> _Data for the task_
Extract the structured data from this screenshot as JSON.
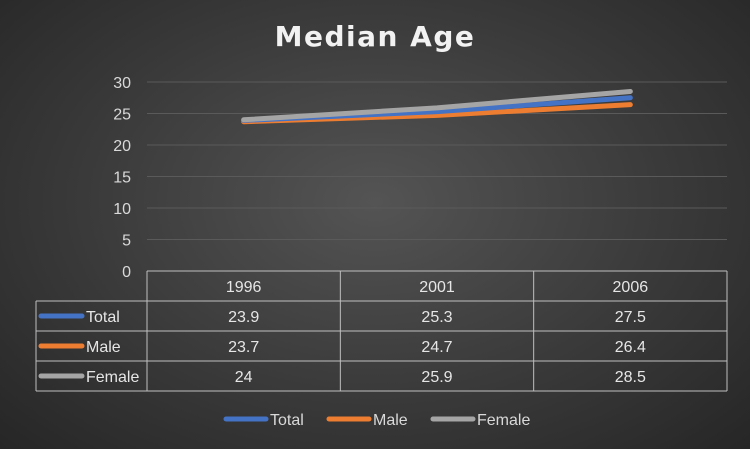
{
  "chart_data": {
    "type": "line",
    "title": "Median Age",
    "categories": [
      "1996",
      "2001",
      "2006"
    ],
    "series": [
      {
        "name": "Total",
        "values": [
          23.9,
          25.3,
          27.5
        ]
      },
      {
        "name": "Male",
        "values": [
          23.7,
          24.7,
          26.4
        ]
      },
      {
        "name": "Female",
        "values": [
          24,
          25.9,
          28.5
        ]
      }
    ],
    "value_labels": [
      [
        "23.9",
        "25.3",
        "27.5"
      ],
      [
        "23.7",
        "24.7",
        "26.4"
      ],
      [
        "24",
        "25.9",
        "28.5"
      ]
    ],
    "yticks": [
      "0",
      "5",
      "10",
      "15",
      "20",
      "25",
      "30"
    ],
    "ylim": [
      0,
      30
    ],
    "grid": true,
    "legend": "bottom",
    "data_table": true
  },
  "colors": {
    "Total": "#4472c4",
    "Male": "#ed7d31",
    "Female": "#a5a5a5"
  }
}
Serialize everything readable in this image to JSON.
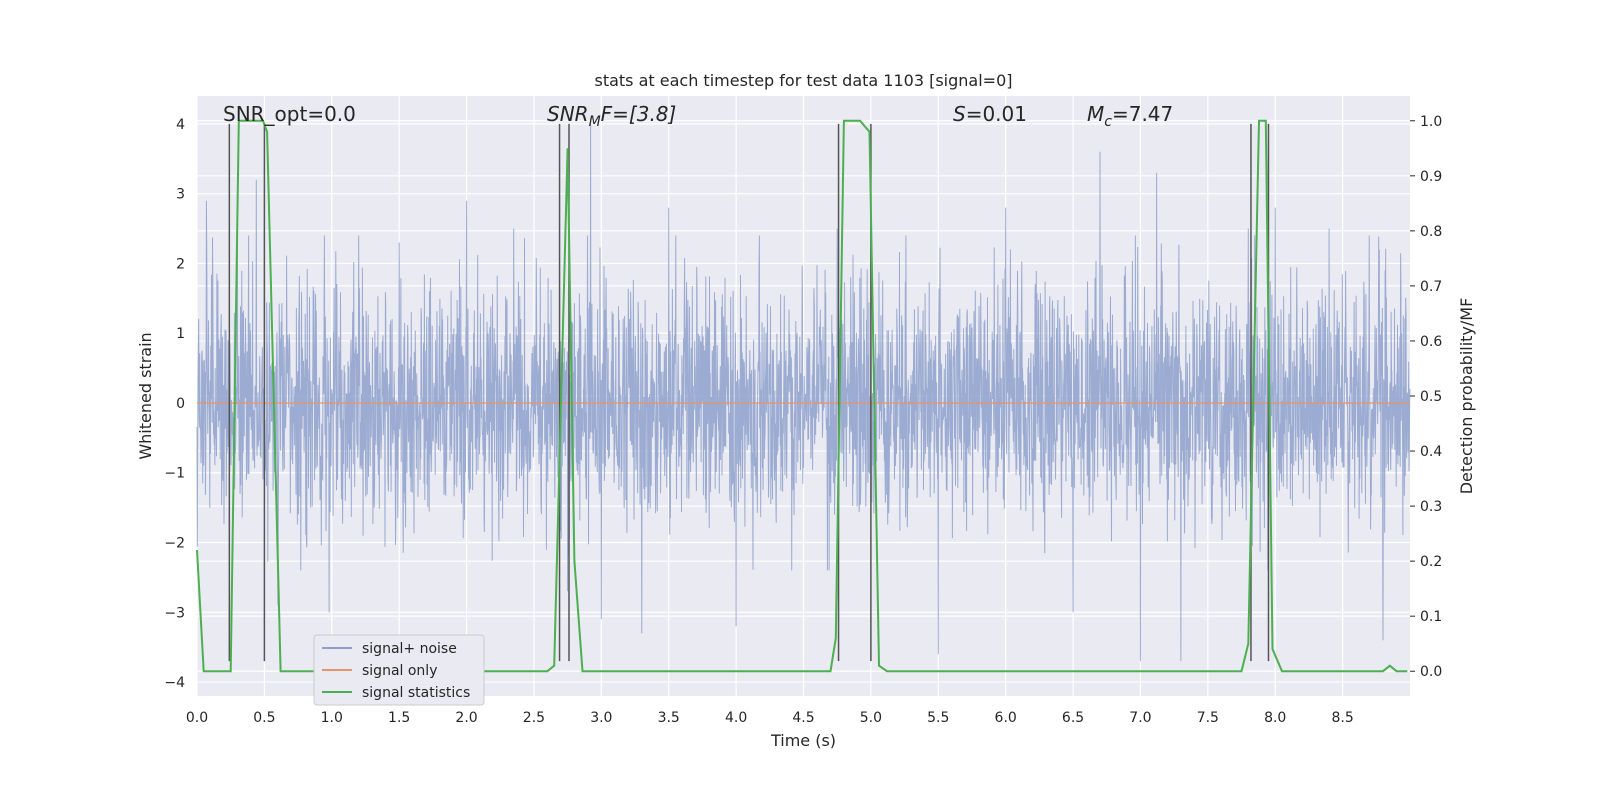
{
  "chart_data": {
    "type": "line",
    "title": "stats at each timestep for test data 1103 [signal=0]",
    "xlabel": "Time (s)",
    "ylabel": "Whitened strain",
    "y2label": "Detection probability/MF",
    "xlim": [
      0.0,
      9.0
    ],
    "ylim": [
      -4.2,
      4.4
    ],
    "y2lim": [
      -0.045,
      1.045
    ],
    "xticks": [
      "0.0",
      "0.5",
      "1.0",
      "1.5",
      "2.0",
      "2.5",
      "3.0",
      "3.5",
      "4.0",
      "4.5",
      "5.0",
      "5.5",
      "6.0",
      "6.5",
      "7.0",
      "7.5",
      "8.0",
      "8.5"
    ],
    "yticks": [
      "−4",
      "−3",
      "−2",
      "−1",
      "0",
      "1",
      "2",
      "3",
      "4"
    ],
    "y2ticks": [
      "0.0",
      "0.1",
      "0.2",
      "0.3",
      "0.4",
      "0.5",
      "0.6",
      "0.7",
      "0.8",
      "0.9",
      "1.0"
    ],
    "grid": true,
    "legend_position": "lower-left",
    "annotations": {
      "snr_opt": "SNR_opt=0.0",
      "snr_mf_name": "SNR",
      "snr_mf_sub": "M",
      "snr_mf_rest": "F=[3.8]",
      "s_name": "S",
      "s_rest": "=0.01",
      "mc_name": "M",
      "mc_sub": "c",
      "mc_rest": "=7.47"
    },
    "series": [
      {
        "name": "signal+ noise",
        "color": "#8da0cb",
        "description_range": [
          -3.8,
          4.0
        ],
        "peaks": [
          [
            0.07,
            2.9
          ],
          [
            0.3,
            2.5
          ],
          [
            0.44,
            3.2
          ],
          [
            0.5,
            2.6
          ],
          [
            0.6,
            -2.9
          ],
          [
            0.98,
            -3.0
          ],
          [
            1.2,
            2.4
          ],
          [
            1.5,
            2.3
          ],
          [
            2.0,
            2.9
          ],
          [
            2.35,
            2.5
          ],
          [
            2.75,
            -2.7
          ],
          [
            2.92,
            4.0
          ],
          [
            3.0,
            -3.1
          ],
          [
            3.3,
            -3.3
          ],
          [
            3.5,
            2.8
          ],
          [
            4.0,
            -3.2
          ],
          [
            4.75,
            2.5
          ],
          [
            5.0,
            2.9
          ],
          [
            5.5,
            -3.6
          ],
          [
            6.0,
            2.8
          ],
          [
            6.5,
            -3.0
          ],
          [
            6.7,
            3.6
          ],
          [
            7.0,
            -3.7
          ],
          [
            7.12,
            3.3
          ],
          [
            7.3,
            -3.7
          ],
          [
            7.8,
            2.5
          ],
          [
            8.0,
            2.8
          ],
          [
            8.4,
            2.5
          ],
          [
            8.8,
            -3.4
          ]
        ]
      },
      {
        "name": "signal only",
        "color": "#e5936b",
        "values_note": "flat at 0",
        "x": [
          0.0,
          9.0
        ],
        "y": [
          0.0,
          0.0
        ]
      },
      {
        "name": "signal statistics",
        "color": "#4caf50",
        "axis": "right",
        "x": [
          0.0,
          0.05,
          0.25,
          0.31,
          0.49,
          0.52,
          0.62,
          2.6,
          2.65,
          2.75,
          2.8,
          2.86,
          4.7,
          4.74,
          4.8,
          4.92,
          4.99,
          5.06,
          5.12,
          7.75,
          7.8,
          7.88,
          7.93,
          7.98,
          8.05,
          8.8,
          8.85,
          8.9,
          8.98
        ],
        "y": [
          0.22,
          0.0,
          0.0,
          1.0,
          1.0,
          0.98,
          0.0,
          0.0,
          0.01,
          0.95,
          0.2,
          0.0,
          0.0,
          0.06,
          1.0,
          1.0,
          0.98,
          0.01,
          0.0,
          0.0,
          0.05,
          1.0,
          1.0,
          0.04,
          0.0,
          0.0,
          0.01,
          0.0,
          0.0
        ]
      }
    ],
    "vertical_markers": [
      {
        "x": 0.24,
        "y_top": 4.0,
        "y_bottom": -3.7
      },
      {
        "x": 0.5,
        "y_top": 4.0,
        "y_bottom": -3.7
      },
      {
        "x": 2.69,
        "y_top": 4.0,
        "y_bottom": -3.7
      },
      {
        "x": 2.76,
        "y_top": 4.0,
        "y_bottom": -3.7
      },
      {
        "x": 4.76,
        "y_top": 4.0,
        "y_bottom": -3.7
      },
      {
        "x": 5.0,
        "y_top": 4.0,
        "y_bottom": -3.7
      },
      {
        "x": 7.82,
        "y_top": 4.0,
        "y_bottom": -3.7
      },
      {
        "x": 7.95,
        "y_top": 4.0,
        "y_bottom": -3.7
      }
    ]
  }
}
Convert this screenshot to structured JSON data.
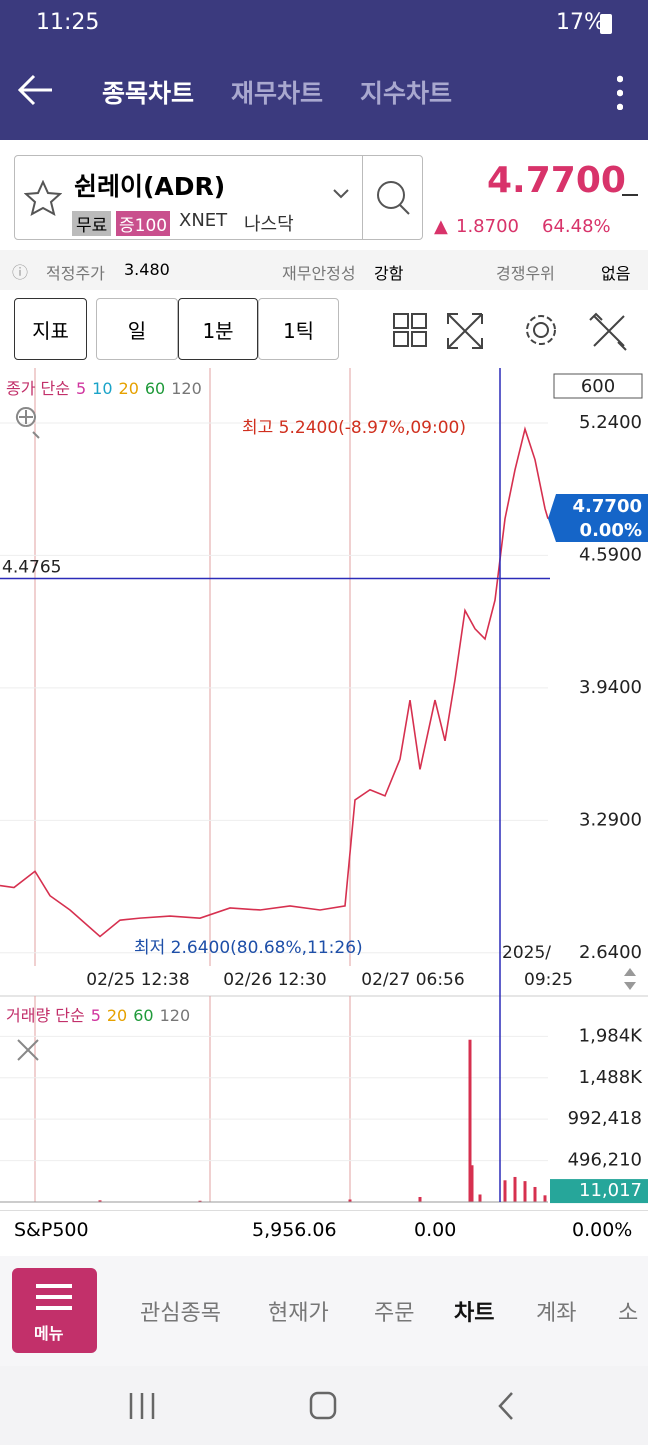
{
  "status_bar": {
    "time": "11:25",
    "battery": "17%"
  },
  "header": {
    "tabs": [
      "종목차트",
      "재무차트",
      "지수차트"
    ]
  },
  "stock": {
    "name": "쉰레이(ADR)",
    "tags": [
      "무료",
      "증100",
      "XNET",
      "나스닥"
    ],
    "price": "4.7700",
    "change": "1.8700",
    "change_pct": "64.48%"
  },
  "info": [
    [
      "적정주가",
      "3.480"
    ],
    [
      "재무안정성",
      "강함"
    ],
    [
      "경쟁우위",
      "없음"
    ]
  ],
  "toolbar": [
    "지표",
    "일",
    "1분",
    "1틱"
  ],
  "chart_data": [
    {
      "type": "line",
      "legend_title": "종가 단순",
      "ma_legend": [
        {
          "name": "5",
          "color": "#d0359f"
        },
        {
          "name": "10",
          "color": "#1aa3c8"
        },
        {
          "name": "20",
          "color": "#e6a100"
        },
        {
          "name": "60",
          "color": "#1f9a3a"
        },
        {
          "name": "120",
          "color": "#777777"
        }
      ],
      "x": [
        0,
        14,
        35,
        50,
        70,
        100,
        120,
        140,
        170,
        200,
        230,
        260,
        290,
        320,
        345,
        355,
        370,
        385,
        400,
        410,
        420,
        435,
        445,
        455,
        465,
        475,
        485,
        495,
        505,
        515,
        525,
        535,
        545,
        548
      ],
      "series": [
        {
          "name": "종가",
          "color": "#d6304f",
          "values": [
            2.97,
            2.96,
            3.04,
            2.92,
            2.85,
            2.72,
            2.8,
            2.81,
            2.82,
            2.81,
            2.86,
            2.85,
            2.87,
            2.85,
            2.87,
            3.39,
            3.44,
            3.41,
            3.59,
            3.88,
            3.54,
            3.88,
            3.68,
            3.98,
            4.32,
            4.23,
            4.18,
            4.37,
            4.77,
            5.01,
            5.21,
            5.06,
            4.82,
            4.77
          ]
        }
      ],
      "xlim": [
        0,
        548
      ],
      "xticks": [
        {
          "value": 138,
          "label": "02/25 12:38"
        },
        {
          "value": 275,
          "label": "02/26 12:30"
        },
        {
          "value": 413,
          "label": "02/27 06:56"
        }
      ],
      "ylim": [
        2.58,
        5.5
      ],
      "yticks": [
        {
          "value": 5.24,
          "label": "5.2400"
        },
        {
          "value": 4.59,
          "label": "4.5900"
        },
        {
          "value": 3.94,
          "label": "3.9400"
        },
        {
          "value": 3.29,
          "label": "3.2900"
        },
        {
          "value": 2.64,
          "label": "2.6400"
        }
      ],
      "period": 600,
      "high_label": "최고 5.2400(-8.97%,09:00)",
      "low_label": "최저 2.6400(80.68%,11:26)",
      "last": {
        "value": 4.77,
        "label": "4.7700"
      },
      "last_change": "0.00%",
      "crosshair": {
        "x": 500,
        "y": 4.4765,
        "date": "2025/",
        "time": "09:25"
      }
    },
    {
      "type": "bar",
      "legend_title": "거래량 단순",
      "ma_legend": [
        {
          "name": "5",
          "color": "#d0359f"
        },
        {
          "name": "20",
          "color": "#e6a100"
        },
        {
          "name": "60",
          "color": "#1f9a3a"
        },
        {
          "name": "120",
          "color": "#777777"
        }
      ],
      "x": [
        100,
        200,
        350,
        420,
        470,
        472,
        480,
        505,
        515,
        525,
        535,
        545
      ],
      "series": [
        {
          "name": "거래량",
          "color": "#d6304f",
          "values": [
            20000,
            15000,
            30000,
            60000,
            1944000,
            440000,
            90000,
            260000,
            300000,
            250000,
            180000,
            80000
          ]
        }
      ],
      "ylim": [
        0,
        2300000
      ],
      "yticks": [
        {
          "value": 1984000,
          "label": "1,984K"
        },
        {
          "value": 1488000,
          "label": "1,488K"
        },
        {
          "value": 992418,
          "label": "992,418"
        },
        {
          "value": 496210,
          "label": "496,210"
        }
      ],
      "last": {
        "value": 11017,
        "label": "11,017"
      }
    }
  ],
  "index_row": [
    "S&P500",
    "5,956.06",
    "0.00",
    "0.00%"
  ],
  "bottom_nav": {
    "menu": "메뉴",
    "items": [
      "관심종목",
      "현재가",
      "주문",
      "차트",
      "계좌",
      "소"
    ]
  }
}
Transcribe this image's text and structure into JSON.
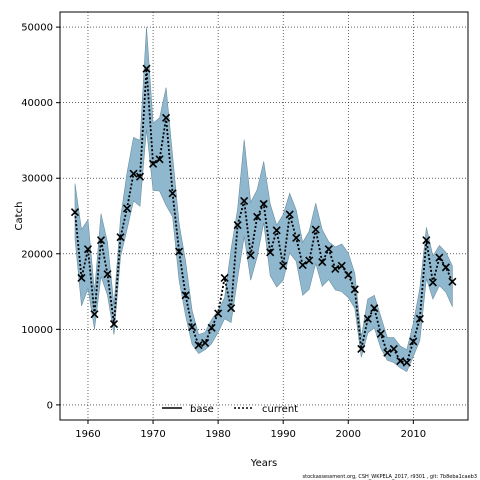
{
  "chart_data": {
    "type": "line",
    "xlabel": "Years",
    "ylabel": "Catch",
    "xlim": [
      1955.7,
      2018.4
    ],
    "ylim": [
      -2000,
      52000
    ],
    "xticks": [
      1960,
      1970,
      1980,
      1990,
      2000,
      2010
    ],
    "yticks": [
      0,
      10000,
      20000,
      30000,
      40000,
      50000
    ],
    "grid": true,
    "legend_position": "bottom-center",
    "footnote": "stockassessment.org, CSH_WKPELA_2017, r9301 , git: 7b8eba1caeb3",
    "colors": {
      "band": "#8fb8cf",
      "band_edge": "#6c8e9f",
      "line": "#000000"
    },
    "x": [
      1958,
      1959,
      1960,
      1961,
      1962,
      1963,
      1964,
      1965,
      1966,
      1967,
      1968,
      1969,
      1970,
      1971,
      1972,
      1973,
      1974,
      1975,
      1976,
      1977,
      1978,
      1979,
      1980,
      1981,
      1982,
      1983,
      1984,
      1985,
      1986,
      1987,
      1988,
      1989,
      1990,
      1991,
      1992,
      1993,
      1994,
      1995,
      1996,
      1997,
      1998,
      1999,
      2000,
      2001,
      2002,
      2003,
      2004,
      2005,
      2006,
      2007,
      2008,
      2009,
      2010,
      2011,
      2012,
      2013,
      2014,
      2015,
      2016
    ],
    "upper": [
      29300,
      23200,
      24500,
      15000,
      25300,
      21500,
      13200,
      24700,
      30700,
      35400,
      35000,
      50000,
      37300,
      38000,
      42000,
      33000,
      24000,
      19000,
      12500,
      9300,
      9600,
      11300,
      12500,
      14200,
      20600,
      25900,
      35100,
      26800,
      28500,
      32200,
      26600,
      23800,
      25200,
      28000,
      25800,
      21500,
      23000,
      26700,
      23200,
      21600,
      20900,
      21300,
      20100,
      17400,
      9000,
      14000,
      14500,
      11700,
      8900,
      8900,
      7800,
      7300,
      10800,
      15400,
      23500,
      19700,
      21100,
      20200,
      18400
    ],
    "lower": [
      22000,
      13100,
      15400,
      10000,
      17000,
      14500,
      9300,
      19600,
      23200,
      27000,
      26300,
      36500,
      28400,
      28300,
      26400,
      24900,
      16500,
      11800,
      8000,
      6800,
      7300,
      8100,
      9600,
      11400,
      10900,
      16700,
      22300,
      16500,
      19600,
      24100,
      17100,
      15600,
      16500,
      20100,
      19000,
      14500,
      15300,
      18700,
      15700,
      16600,
      15200,
      15000,
      14200,
      12800,
      6300,
      9500,
      10200,
      7500,
      5900,
      5600,
      4900,
      4400,
      6400,
      8500,
      16700,
      14000,
      15800,
      14900,
      13000
    ],
    "series": [
      {
        "name": "current",
        "values": [
          25500,
          16800,
          20600,
          12000,
          21800,
          17300,
          10700,
          22200,
          26000,
          30600,
          30200,
          44500,
          31900,
          32500,
          38000,
          28000,
          20300,
          14500,
          10300,
          7900,
          8200,
          10200,
          12100,
          16800,
          12800,
          23800,
          27000,
          19800,
          24900,
          26600,
          20200,
          23100,
          18400,
          25200,
          22100,
          18500,
          19100,
          23200,
          18900,
          20600,
          18000,
          18400,
          17200,
          15300,
          7400,
          11400,
          12800,
          9400,
          6900,
          7400,
          5800,
          5600,
          8400,
          11400,
          21800,
          16200,
          19500,
          18200,
          16300
        ]
      }
    ],
    "legend": [
      {
        "label": "base",
        "style": "solid"
      },
      {
        "label": "current",
        "style": "dotted"
      }
    ]
  }
}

> _Objective_
Pull every line holding "structured" out of the records.

> _Response to this exercise_
Extract the structured data from this screenshot as JSON.
Convert this screenshot to structured JSON data.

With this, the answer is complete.